REQUIRED TASK -
Repeat the full listing below verbatim and keep the images out.

____ MATERIALS PROVIDED

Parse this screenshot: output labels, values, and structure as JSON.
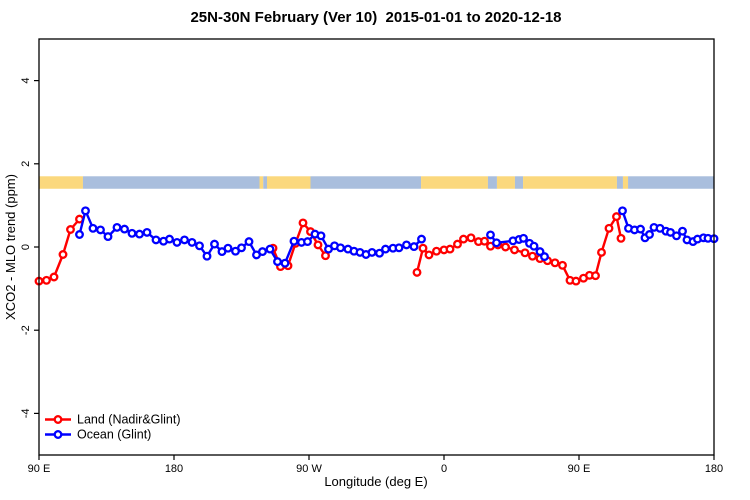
{
  "title": "25N-30N February (Ver 10)  2015-01-01 to 2020-12-18",
  "chart_data": {
    "type": "line",
    "title": "25N-30N February (Ver 10)  2015-01-01 to 2020-12-18",
    "xlabel": "Longitude (deg E)",
    "ylabel": "XCO2 - MLO trend (ppm)",
    "grid": false,
    "legend_position": "bottom-left",
    "ylim": [
      -5,
      5
    ],
    "y_ticks": [
      {
        "value": -4,
        "label": "-4"
      },
      {
        "value": -2,
        "label": "-2"
      },
      {
        "value": 0,
        "label": "0"
      },
      {
        "value": 2,
        "label": "2"
      },
      {
        "value": 4,
        "label": "4"
      }
    ],
    "x_axis_span_deg": [
      0,
      450
    ],
    "x_ticks": [
      {
        "pos_deg": 0,
        "label": "90 E"
      },
      {
        "pos_deg": 90,
        "label": "180"
      },
      {
        "pos_deg": 180,
        "label": "90 W"
      },
      {
        "pos_deg": 270,
        "label": "0"
      },
      {
        "pos_deg": 360,
        "label": "90 E"
      },
      {
        "pos_deg": 450,
        "label": "180"
      }
    ],
    "land_ocean_band": {
      "y_range_ppm": [
        1.4,
        1.7
      ],
      "land_color": "#fbd87d",
      "ocean_color": "#a9bedd",
      "segments": [
        {
          "from": 0,
          "to": 29.3,
          "type": "land"
        },
        {
          "from": 29.3,
          "to": 147,
          "type": "ocean"
        },
        {
          "from": 147,
          "to": 149.5,
          "type": "land"
        },
        {
          "from": 149.5,
          "to": 152,
          "type": "ocean"
        },
        {
          "from": 152,
          "to": 181,
          "type": "land"
        },
        {
          "from": 181,
          "to": 254.7,
          "type": "ocean"
        },
        {
          "from": 254.7,
          "to": 299.3,
          "type": "land"
        },
        {
          "from": 299.3,
          "to": 305.3,
          "type": "ocean"
        },
        {
          "from": 305.3,
          "to": 317.3,
          "type": "land"
        },
        {
          "from": 317.3,
          "to": 322.7,
          "type": "ocean"
        },
        {
          "from": 322.7,
          "to": 385.3,
          "type": "land"
        },
        {
          "from": 385.3,
          "to": 389.3,
          "type": "ocean"
        },
        {
          "from": 389.3,
          "to": 392.7,
          "type": "land"
        },
        {
          "from": 392.7,
          "to": 450,
          "type": "ocean"
        }
      ]
    },
    "series": [
      {
        "name": "Land (Nadir&Glint)",
        "color": "#ff0000",
        "marker": "open-circle",
        "segments": [
          [
            [
              0,
              -0.82
            ],
            [
              5,
              -0.8
            ],
            [
              10,
              -0.72
            ],
            [
              16,
              -0.18
            ],
            [
              21,
              0.42
            ],
            [
              27,
              0.67
            ]
          ],
          [
            [
              156,
              -0.03
            ],
            [
              161,
              -0.47
            ],
            [
              166,
              -0.45
            ],
            [
              171,
              0.09
            ],
            [
              176,
              0.58
            ],
            [
              181,
              0.37
            ],
            [
              186,
              0.05
            ],
            [
              191,
              -0.21
            ]
          ],
          [
            [
              252,
              -0.61
            ],
            [
              256,
              -0.03
            ],
            [
              260,
              -0.19
            ],
            [
              265,
              -0.1
            ],
            [
              270,
              -0.07
            ],
            [
              274,
              -0.05
            ],
            [
              279,
              0.07
            ],
            [
              283,
              0.19
            ],
            [
              288,
              0.22
            ],
            [
              293,
              0.13
            ],
            [
              297,
              0.14
            ],
            [
              301,
              0.02
            ],
            [
              306,
              0.05
            ],
            [
              311,
              0.0
            ],
            [
              317,
              -0.07
            ],
            [
              324,
              -0.14
            ],
            [
              329,
              -0.22
            ],
            [
              334,
              -0.28
            ],
            [
              339,
              -0.33
            ],
            [
              344,
              -0.38
            ],
            [
              349,
              -0.44
            ],
            [
              354,
              -0.8
            ],
            [
              358,
              -0.82
            ],
            [
              363,
              -0.75
            ],
            [
              367,
              -0.68
            ],
            [
              371,
              -0.69
            ],
            [
              375,
              -0.13
            ],
            [
              380,
              0.45
            ],
            [
              385,
              0.73
            ],
            [
              388,
              0.21
            ]
          ]
        ]
      },
      {
        "name": "Ocean (Glint)",
        "color": "#0000ff",
        "marker": "open-circle",
        "segments": [
          [
            [
              27,
              0.3
            ],
            [
              31,
              0.87
            ],
            [
              36,
              0.45
            ],
            [
              41,
              0.41
            ],
            [
              46,
              0.25
            ],
            [
              52,
              0.47
            ],
            [
              57,
              0.43
            ],
            [
              62,
              0.33
            ],
            [
              67,
              0.31
            ],
            [
              72,
              0.35
            ],
            [
              78,
              0.17
            ],
            [
              83,
              0.14
            ],
            [
              87,
              0.19
            ],
            [
              92,
              0.11
            ],
            [
              97,
              0.17
            ],
            [
              102,
              0.11
            ],
            [
              107,
              0.03
            ],
            [
              112,
              -0.22
            ],
            [
              117,
              0.07
            ],
            [
              122,
              -0.11
            ],
            [
              126,
              -0.03
            ],
            [
              131,
              -0.1
            ],
            [
              135,
              -0.02
            ],
            [
              140,
              0.13
            ],
            [
              145,
              -0.19
            ],
            [
              149,
              -0.11
            ],
            [
              154,
              -0.05
            ],
            [
              159,
              -0.35
            ],
            [
              164,
              -0.39
            ],
            [
              170,
              0.14
            ],
            [
              175,
              0.11
            ],
            [
              179,
              0.13
            ],
            [
              184,
              0.31
            ],
            [
              188,
              0.27
            ],
            [
              193,
              -0.05
            ],
            [
              197,
              0.03
            ],
            [
              201,
              -0.02
            ],
            [
              206,
              -0.05
            ],
            [
              210,
              -0.1
            ],
            [
              214,
              -0.13
            ],
            [
              218,
              -0.18
            ],
            [
              222,
              -0.13
            ],
            [
              227,
              -0.15
            ],
            [
              231,
              -0.05
            ],
            [
              236,
              -0.03
            ],
            [
              240,
              -0.02
            ],
            [
              245,
              0.05
            ],
            [
              250,
              0.01
            ],
            [
              255,
              0.19
            ]
          ],
          [
            [
              301,
              0.29
            ],
            [
              305,
              0.1
            ],
            [
              316,
              0.15
            ],
            [
              320,
              0.18
            ],
            [
              323,
              0.21
            ],
            [
              327,
              0.09
            ],
            [
              330,
              0.02
            ],
            [
              334,
              -0.11
            ],
            [
              337,
              -0.23
            ]
          ],
          [
            [
              389,
              0.87
            ],
            [
              393,
              0.45
            ],
            [
              397,
              0.41
            ],
            [
              401,
              0.43
            ],
            [
              404,
              0.22
            ],
            [
              407,
              0.3
            ],
            [
              410,
              0.47
            ],
            [
              414,
              0.45
            ],
            [
              418,
              0.38
            ],
            [
              421,
              0.35
            ],
            [
              425,
              0.27
            ],
            [
              429,
              0.38
            ],
            [
              432,
              0.17
            ],
            [
              436,
              0.13
            ],
            [
              439,
              0.19
            ],
            [
              443,
              0.22
            ],
            [
              446,
              0.21
            ],
            [
              450,
              0.2
            ]
          ]
        ]
      }
    ]
  }
}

________

PROBLEM SOLUTION -
Parse this screenshot: output labels, values, and structure as JSON.
{
  "title": "25N-30N February (Ver 10)  2015-01-01 to 2020-12-18",
  "chart_data": {
    "type": "line",
    "title": "25N-30N February (Ver 10)  2015-01-01 to 2020-12-18",
    "xlabel": "Longitude (deg E)",
    "ylabel": "XCO2 - MLO trend (ppm)",
    "grid": false,
    "legend_position": "bottom-left",
    "ylim": [
      -5,
      5
    ],
    "y_ticks": [
      {
        "value": -4,
        "label": "-4"
      },
      {
        "value": -2,
        "label": "-2"
      },
      {
        "value": 0,
        "label": "0"
      },
      {
        "value": 2,
        "label": "2"
      },
      {
        "value": 4,
        "label": "4"
      }
    ],
    "x_axis_span_deg": [
      0,
      450
    ],
    "x_ticks": [
      {
        "pos_deg": 0,
        "label": "90 E"
      },
      {
        "pos_deg": 90,
        "label": "180"
      },
      {
        "pos_deg": 180,
        "label": "90 W"
      },
      {
        "pos_deg": 270,
        "label": "0"
      },
      {
        "pos_deg": 360,
        "label": "90 E"
      },
      {
        "pos_deg": 450,
        "label": "180"
      }
    ],
    "land_ocean_band": {
      "y_range_ppm": [
        1.4,
        1.7
      ],
      "land_color": "#fbd87d",
      "ocean_color": "#a9bedd",
      "segments": [
        {
          "from": 0,
          "to": 29.3,
          "type": "land"
        },
        {
          "from": 29.3,
          "to": 147,
          "type": "ocean"
        },
        {
          "from": 147,
          "to": 149.5,
          "type": "land"
        },
        {
          "from": 149.5,
          "to": 152,
          "type": "ocean"
        },
        {
          "from": 152,
          "to": 181,
          "type": "land"
        },
        {
          "from": 181,
          "to": 254.7,
          "type": "ocean"
        },
        {
          "from": 254.7,
          "to": 299.3,
          "type": "land"
        },
        {
          "from": 299.3,
          "to": 305.3,
          "type": "ocean"
        },
        {
          "from": 305.3,
          "to": 317.3,
          "type": "land"
        },
        {
          "from": 317.3,
          "to": 322.7,
          "type": "ocean"
        },
        {
          "from": 322.7,
          "to": 385.3,
          "type": "land"
        },
        {
          "from": 385.3,
          "to": 389.3,
          "type": "ocean"
        },
        {
          "from": 389.3,
          "to": 392.7,
          "type": "land"
        },
        {
          "from": 392.7,
          "to": 450,
          "type": "ocean"
        }
      ]
    },
    "series": [
      {
        "name": "Land (Nadir&Glint)",
        "color": "#ff0000",
        "marker": "open-circle",
        "segments": [
          [
            [
              0,
              -0.82
            ],
            [
              5,
              -0.8
            ],
            [
              10,
              -0.72
            ],
            [
              16,
              -0.18
            ],
            [
              21,
              0.42
            ],
            [
              27,
              0.67
            ]
          ],
          [
            [
              156,
              -0.03
            ],
            [
              161,
              -0.47
            ],
            [
              166,
              -0.45
            ],
            [
              171,
              0.09
            ],
            [
              176,
              0.58
            ],
            [
              181,
              0.37
            ],
            [
              186,
              0.05
            ],
            [
              191,
              -0.21
            ]
          ],
          [
            [
              252,
              -0.61
            ],
            [
              256,
              -0.03
            ],
            [
              260,
              -0.19
            ],
            [
              265,
              -0.1
            ],
            [
              270,
              -0.07
            ],
            [
              274,
              -0.05
            ],
            [
              279,
              0.07
            ],
            [
              283,
              0.19
            ],
            [
              288,
              0.22
            ],
            [
              293,
              0.13
            ],
            [
              297,
              0.14
            ],
            [
              301,
              0.02
            ],
            [
              306,
              0.05
            ],
            [
              311,
              0.0
            ],
            [
              317,
              -0.07
            ],
            [
              324,
              -0.14
            ],
            [
              329,
              -0.22
            ],
            [
              334,
              -0.28
            ],
            [
              339,
              -0.33
            ],
            [
              344,
              -0.38
            ],
            [
              349,
              -0.44
            ],
            [
              354,
              -0.8
            ],
            [
              358,
              -0.82
            ],
            [
              363,
              -0.75
            ],
            [
              367,
              -0.68
            ],
            [
              371,
              -0.69
            ],
            [
              375,
              -0.13
            ],
            [
              380,
              0.45
            ],
            [
              385,
              0.73
            ],
            [
              388,
              0.21
            ]
          ]
        ]
      },
      {
        "name": "Ocean (Glint)",
        "color": "#0000ff",
        "marker": "open-circle",
        "segments": [
          [
            [
              27,
              0.3
            ],
            [
              31,
              0.87
            ],
            [
              36,
              0.45
            ],
            [
              41,
              0.41
            ],
            [
              46,
              0.25
            ],
            [
              52,
              0.47
            ],
            [
              57,
              0.43
            ],
            [
              62,
              0.33
            ],
            [
              67,
              0.31
            ],
            [
              72,
              0.35
            ],
            [
              78,
              0.17
            ],
            [
              83,
              0.14
            ],
            [
              87,
              0.19
            ],
            [
              92,
              0.11
            ],
            [
              97,
              0.17
            ],
            [
              102,
              0.11
            ],
            [
              107,
              0.03
            ],
            [
              112,
              -0.22
            ],
            [
              117,
              0.07
            ],
            [
              122,
              -0.11
            ],
            [
              126,
              -0.03
            ],
            [
              131,
              -0.1
            ],
            [
              135,
              -0.02
            ],
            [
              140,
              0.13
            ],
            [
              145,
              -0.19
            ],
            [
              149,
              -0.11
            ],
            [
              154,
              -0.05
            ],
            [
              159,
              -0.35
            ],
            [
              164,
              -0.39
            ],
            [
              170,
              0.14
            ],
            [
              175,
              0.11
            ],
            [
              179,
              0.13
            ],
            [
              184,
              0.31
            ],
            [
              188,
              0.27
            ],
            [
              193,
              -0.05
            ],
            [
              197,
              0.03
            ],
            [
              201,
              -0.02
            ],
            [
              206,
              -0.05
            ],
            [
              210,
              -0.1
            ],
            [
              214,
              -0.13
            ],
            [
              218,
              -0.18
            ],
            [
              222,
              -0.13
            ],
            [
              227,
              -0.15
            ],
            [
              231,
              -0.05
            ],
            [
              236,
              -0.03
            ],
            [
              240,
              -0.02
            ],
            [
              245,
              0.05
            ],
            [
              250,
              0.01
            ],
            [
              255,
              0.19
            ]
          ],
          [
            [
              301,
              0.29
            ],
            [
              305,
              0.1
            ],
            [
              316,
              0.15
            ],
            [
              320,
              0.18
            ],
            [
              323,
              0.21
            ],
            [
              327,
              0.09
            ],
            [
              330,
              0.02
            ],
            [
              334,
              -0.11
            ],
            [
              337,
              -0.23
            ]
          ],
          [
            [
              389,
              0.87
            ],
            [
              393,
              0.45
            ],
            [
              397,
              0.41
            ],
            [
              401,
              0.43
            ],
            [
              404,
              0.22
            ],
            [
              407,
              0.3
            ],
            [
              410,
              0.47
            ],
            [
              414,
              0.45
            ],
            [
              418,
              0.38
            ],
            [
              421,
              0.35
            ],
            [
              425,
              0.27
            ],
            [
              429,
              0.38
            ],
            [
              432,
              0.17
            ],
            [
              436,
              0.13
            ],
            [
              439,
              0.19
            ],
            [
              443,
              0.22
            ],
            [
              446,
              0.21
            ],
            [
              450,
              0.2
            ]
          ]
        ]
      }
    ]
  }
}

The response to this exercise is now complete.